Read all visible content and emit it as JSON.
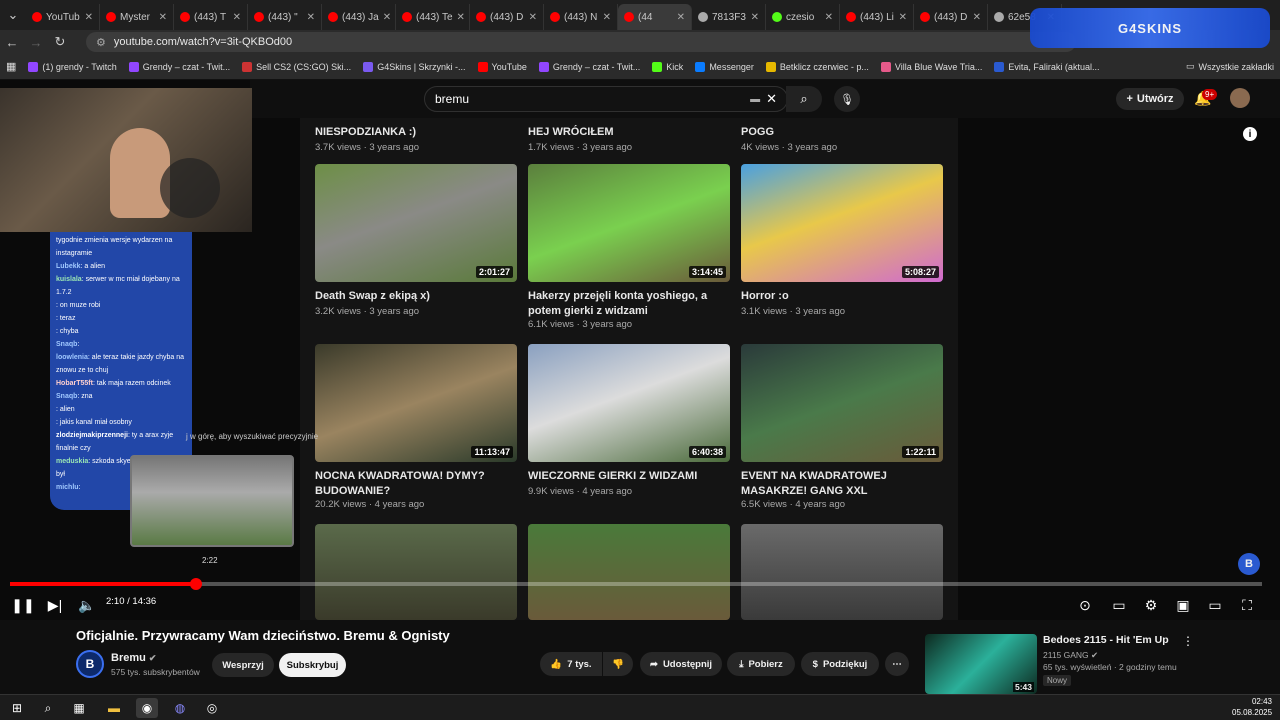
{
  "browser": {
    "tabs": [
      {
        "label": "YouTub",
        "color": "#ff0000"
      },
      {
        "label": "Myster",
        "color": "#ff0000"
      },
      {
        "label": "(443) T",
        "color": "#ff0000"
      },
      {
        "label": "(443) \"",
        "color": "#ff0000"
      },
      {
        "label": "(443) Ja",
        "color": "#ff0000"
      },
      {
        "label": "(443) Te",
        "color": "#ff0000"
      },
      {
        "label": "(443) D",
        "color": "#ff0000"
      },
      {
        "label": "(443) N",
        "color": "#ff0000"
      },
      {
        "label": "(44",
        "color": "#ff0000"
      },
      {
        "label": "7813F3",
        "color": "#aaaaaa"
      },
      {
        "label": "czesio",
        "color": "#53fc18"
      },
      {
        "label": "(443) Li",
        "color": "#ff0000"
      },
      {
        "label": "(443) D",
        "color": "#ff0000"
      },
      {
        "label": "62e58",
        "color": "#aaaaaa"
      }
    ],
    "url": "youtube.com/watch?v=3it-QKBOd00",
    "bookmarks": [
      {
        "label": "(1) grendy - Twitch",
        "color": "#9146ff"
      },
      {
        "label": "Grendy – czat - Twit...",
        "color": "#9146ff"
      },
      {
        "label": "Sell CS2 (CS:GO) Ski...",
        "color": "#cc3333"
      },
      {
        "label": "G4Skins | Skrzynki -...",
        "color": "#7a5af0"
      },
      {
        "label": "YouTube",
        "color": "#ff0000"
      },
      {
        "label": "Grendy – czat - Twit...",
        "color": "#9146ff"
      },
      {
        "label": "Kick",
        "color": "#53fc18"
      },
      {
        "label": "Messenger",
        "color": "#0a7cff"
      },
      {
        "label": "Betklicz czerwiec - p...",
        "color": "#e6b800"
      },
      {
        "label": "Villa Blue Wave Tria...",
        "color": "#e65a8a"
      },
      {
        "label": "Evita, Faliraki (aktual...",
        "color": "#2a5ad0"
      }
    ],
    "all_bookmarks": "Wszystkie zakładki",
    "overlay_logo": "G4SKINS"
  },
  "youtube": {
    "search_value": "bremu",
    "create_label": "Utwórz",
    "notif_count": "9+"
  },
  "grid": {
    "top_row": [
      {
        "title": "NIESPODZIANKA :)",
        "meta": "3.7K views · 3 years ago"
      },
      {
        "title": "HEJ WRÓCIŁEM",
        "meta": "1.7K views · 3 years ago"
      },
      {
        "title": "POGG",
        "meta": "4K views · 3 years ago"
      }
    ],
    "videos": [
      {
        "duration": "2:01:27",
        "title": "Death Swap z ekipą x)",
        "meta": "3.2K views · 3 years ago",
        "bg": "linear-gradient(160deg,#6d8f46,#8a8a86 45%,#5a7a3a)"
      },
      {
        "duration": "3:14:45",
        "title": "Hakerzy przejęli konta yoshiego, a potem gierki z widzami",
        "meta": "6.1K views · 3 years ago",
        "bg": "linear-gradient(160deg,#5b7f3d,#7ad04f 50%,#6a5a3a)"
      },
      {
        "duration": "5:08:27",
        "title": "Horror :o",
        "meta": "3.1K views · 3 years ago",
        "bg": "linear-gradient(160deg,#4aa0e0,#e8c84a 45%,#d06ad0)"
      },
      {
        "duration": "11:13:47",
        "title": "NOCNA KWADRATOWA! DYMY? BUDOWANIE?",
        "meta": "20.2K views · 4 years ago",
        "bg": "linear-gradient(160deg,#3a3a2a,#9a8460 50%,#2a3a2a)"
      },
      {
        "duration": "6:40:38",
        "title": "WIECZORNE GIERKI Z WIDZAMI",
        "meta": "9.9K views · 4 years ago",
        "bg": "linear-gradient(160deg,#8aa0c0,#dcdcdc 45%,#4a6a3a)"
      },
      {
        "duration": "1:22:11",
        "title": "EVENT NA KWADRATOWEJ MASAKRZE! GANG XXL",
        "meta": "6.5K views · 4 years ago",
        "bg": "linear-gradient(160deg,#2a3a3a,#4a7a4a 50%,#6a5a3a)"
      }
    ]
  },
  "stream": {
    "chat": [
      {
        "user": "",
        "text": "tygodnie zmienia wersje wydarzen na instagramie",
        "color": "#ffffff"
      },
      {
        "user": "Lubekk",
        "text": ": a alien",
        "color": "#a0c8ff"
      },
      {
        "user": "kuislala",
        "text": ": serwer w mc miał dojebany na 1.7.2",
        "color": "#9ae6b4"
      },
      {
        "user": "",
        "text": ": on muze robi",
        "color": "#ff6a6a"
      },
      {
        "user": "",
        "text": ": teraz",
        "color": "#ff6a6a"
      },
      {
        "user": "",
        "text": ": chyba",
        "color": "#ff6a6a"
      },
      {
        "user": "Snaqb",
        "text": ":",
        "color": "#a0c8ff"
      },
      {
        "user": "loowlenia",
        "text": ": ale teraz takie jazdy chyba na znowu ze to chuj",
        "color": "#a0c8ff"
      },
      {
        "user": "HobarT55ft",
        "text": ": tak maja razem odcinek",
        "color": "#ffd0d0"
      },
      {
        "user": "Snaqb",
        "text": ": zna",
        "color": "#a0c8ff"
      },
      {
        "user": "",
        "text": ": alien",
        "color": "#ff6a6a"
      },
      {
        "user": "",
        "text": ": jakis kanal miał osobny",
        "color": "#ff6a6a"
      },
      {
        "user": "zlodziejmakiprzenneji",
        "text": ": ty a arax zyje finalnie czy",
        "color": "#ffffff"
      },
      {
        "user": "meduskia",
        "text": ": szkoda skyena bo dobry ziom był",
        "color": "#9ae6b4"
      },
      {
        "user": "michlu",
        "text": ":",
        "color": "#a0c8ff"
      }
    ],
    "pip_caption": "j w górę, aby wyszukiwać precyzyjnie"
  },
  "player": {
    "current": "2:10",
    "total": "14:36",
    "hover_time": "2:22",
    "progress": 0.148
  },
  "video": {
    "title": "Oficjalnie. Przywracamy Wam dzieciństwo. Bremu & Ognisty",
    "channel": "Bremu",
    "channel_initial": "B",
    "subscribers": "575 tys. subskrybentów",
    "support": "Wesprzyj",
    "subscribe": "Subskrybuj",
    "likes": "7 tys.",
    "share": "Udostępnij",
    "download": "Pobierz",
    "thanks": "Podziękuj"
  },
  "next": {
    "title": "Bedoes 2115 - Hit 'Em Up",
    "channel": "2115 GANG",
    "meta": "65 tys. wyświetleń · 2 godziny temu",
    "badge": "Nowy",
    "duration": "5:43"
  },
  "taskbar": {
    "time": "02:43",
    "date": "05.08.2025"
  }
}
□ □ □ □
§ Stated goal
Reproduce each entry precisely, dropping only the pictures.

§ Result below
Read all visible content and emit it as JSON.
{
  "browser": {
    "tabs": [
      {
        "label": "YouTub",
        "color": "#ff0000"
      },
      {
        "label": "Myster",
        "color": "#ff0000"
      },
      {
        "label": "(443) T",
        "color": "#ff0000"
      },
      {
        "label": "(443) \"",
        "color": "#ff0000"
      },
      {
        "label": "(443) Ja",
        "color": "#ff0000"
      },
      {
        "label": "(443) Te",
        "color": "#ff0000"
      },
      {
        "label": "(443) D",
        "color": "#ff0000"
      },
      {
        "label": "(443) N",
        "color": "#ff0000"
      },
      {
        "label": "(44",
        "color": "#ff0000"
      },
      {
        "label": "7813F3",
        "color": "#aaaaaa"
      },
      {
        "label": "czesio",
        "color": "#53fc18"
      },
      {
        "label": "(443) Li",
        "color": "#ff0000"
      },
      {
        "label": "(443) D",
        "color": "#ff0000"
      },
      {
        "label": "62e58",
        "color": "#aaaaaa"
      }
    ],
    "url": "youtube.com/watch?v=3it-QKBOd00",
    "bookmarks": [
      {
        "label": "(1) grendy - Twitch",
        "color": "#9146ff"
      },
      {
        "label": "Grendy – czat - Twit...",
        "color": "#9146ff"
      },
      {
        "label": "Sell CS2 (CS:GO) Ski...",
        "color": "#cc3333"
      },
      {
        "label": "G4Skins | Skrzynki -...",
        "color": "#7a5af0"
      },
      {
        "label": "YouTube",
        "color": "#ff0000"
      },
      {
        "label": "Grendy – czat - Twit...",
        "color": "#9146ff"
      },
      {
        "label": "Kick",
        "color": "#53fc18"
      },
      {
        "label": "Messenger",
        "color": "#0a7cff"
      },
      {
        "label": "Betklicz czerwiec - p...",
        "color": "#e6b800"
      },
      {
        "label": "Villa Blue Wave Tria...",
        "color": "#e65a8a"
      },
      {
        "label": "Evita, Faliraki (aktual...",
        "color": "#2a5ad0"
      }
    ],
    "all_bookmarks": "Wszystkie zakładki",
    "overlay_logo": "G4SKINS"
  },
  "youtube": {
    "search_value": "bremu",
    "create_label": "Utwórz",
    "notif_count": "9+"
  },
  "grid": {
    "top_row": [
      {
        "title": "NIESPODZIANKA :)",
        "meta": "3.7K views · 3 years ago"
      },
      {
        "title": "HEJ WRÓCIŁEM",
        "meta": "1.7K views · 3 years ago"
      },
      {
        "title": "POGG",
        "meta": "4K views · 3 years ago"
      }
    ],
    "videos": [
      {
        "duration": "2:01:27",
        "title": "Death Swap z ekipą x)",
        "meta": "3.2K views · 3 years ago",
        "bg": "linear-gradient(160deg,#6d8f46,#8a8a86 45%,#5a7a3a)"
      },
      {
        "duration": "3:14:45",
        "title": "Hakerzy przejęli konta yoshiego, a potem gierki z widzami",
        "meta": "6.1K views · 3 years ago",
        "bg": "linear-gradient(160deg,#5b7f3d,#7ad04f 50%,#6a5a3a)"
      },
      {
        "duration": "5:08:27",
        "title": "Horror :o",
        "meta": "3.1K views · 3 years ago",
        "bg": "linear-gradient(160deg,#4aa0e0,#e8c84a 45%,#d06ad0)"
      },
      {
        "duration": "11:13:47",
        "title": "NOCNA KWADRATOWA! DYMY? BUDOWANIE?",
        "meta": "20.2K views · 4 years ago",
        "bg": "linear-gradient(160deg,#3a3a2a,#9a8460 50%,#2a3a2a)"
      },
      {
        "duration": "6:40:38",
        "title": "WIECZORNE GIERKI Z WIDZAMI",
        "meta": "9.9K views · 4 years ago",
        "bg": "linear-gradient(160deg,#8aa0c0,#dcdcdc 45%,#4a6a3a)"
      },
      {
        "duration": "1:22:11",
        "title": "EVENT NA KWADRATOWEJ MASAKRZE! GANG XXL",
        "meta": "6.5K views · 4 years ago",
        "bg": "linear-gradient(160deg,#2a3a3a,#4a7a4a 50%,#6a5a3a)"
      }
    ]
  },
  "stream": {
    "chat": [
      {
        "user": "",
        "text": "tygodnie zmienia wersje wydarzen na instagramie",
        "color": "#ffffff"
      },
      {
        "user": "Lubekk",
        "text": ": a alien",
        "color": "#a0c8ff"
      },
      {
        "user": "kuislala",
        "text": ": serwer w mc miał dojebany na 1.7.2",
        "color": "#9ae6b4"
      },
      {
        "user": "",
        "text": ": on muze robi",
        "color": "#ff6a6a"
      },
      {
        "user": "",
        "text": ": teraz",
        "color": "#ff6a6a"
      },
      {
        "user": "",
        "text": ": chyba",
        "color": "#ff6a6a"
      },
      {
        "user": "Snaqb",
        "text": ":",
        "color": "#a0c8ff"
      },
      {
        "user": "loowlenia",
        "text": ": ale teraz takie jazdy chyba na znowu ze to chuj",
        "color": "#a0c8ff"
      },
      {
        "user": "HobarT55ft",
        "text": ": tak maja razem odcinek",
        "color": "#ffd0d0"
      },
      {
        "user": "Snaqb",
        "text": ": zna",
        "color": "#a0c8ff"
      },
      {
        "user": "",
        "text": ": alien",
        "color": "#ff6a6a"
      },
      {
        "user": "",
        "text": ": jakis kanal miał osobny",
        "color": "#ff6a6a"
      },
      {
        "user": "zlodziejmakiprzenneji",
        "text": ": ty a arax zyje finalnie czy",
        "color": "#ffffff"
      },
      {
        "user": "meduskia",
        "text": ": szkoda skyena bo dobry ziom był",
        "color": "#9ae6b4"
      },
      {
        "user": "michlu",
        "text": ":",
        "color": "#a0c8ff"
      }
    ],
    "pip_caption": "j w górę, aby wyszukiwać precyzyjnie"
  },
  "player": {
    "current": "2:10",
    "total": "14:36",
    "hover_time": "2:22",
    "progress": 0.148
  },
  "video": {
    "title": "Oficjalnie. Przywracamy Wam dzieciństwo. Bremu & Ognisty",
    "channel": "Bremu",
    "channel_initial": "B",
    "subscribers": "575 tys. subskrybentów",
    "support": "Wesprzyj",
    "subscribe": "Subskrybuj",
    "likes": "7 tys.",
    "share": "Udostępnij",
    "download": "Pobierz",
    "thanks": "Podziękuj"
  },
  "next": {
    "title": "Bedoes 2115 - Hit 'Em Up",
    "channel": "2115 GANG",
    "meta": "65 tys. wyświetleń · 2 godziny temu",
    "badge": "Nowy",
    "duration": "5:43"
  },
  "taskbar": {
    "time": "02:43",
    "date": "05.08.2025"
  }
}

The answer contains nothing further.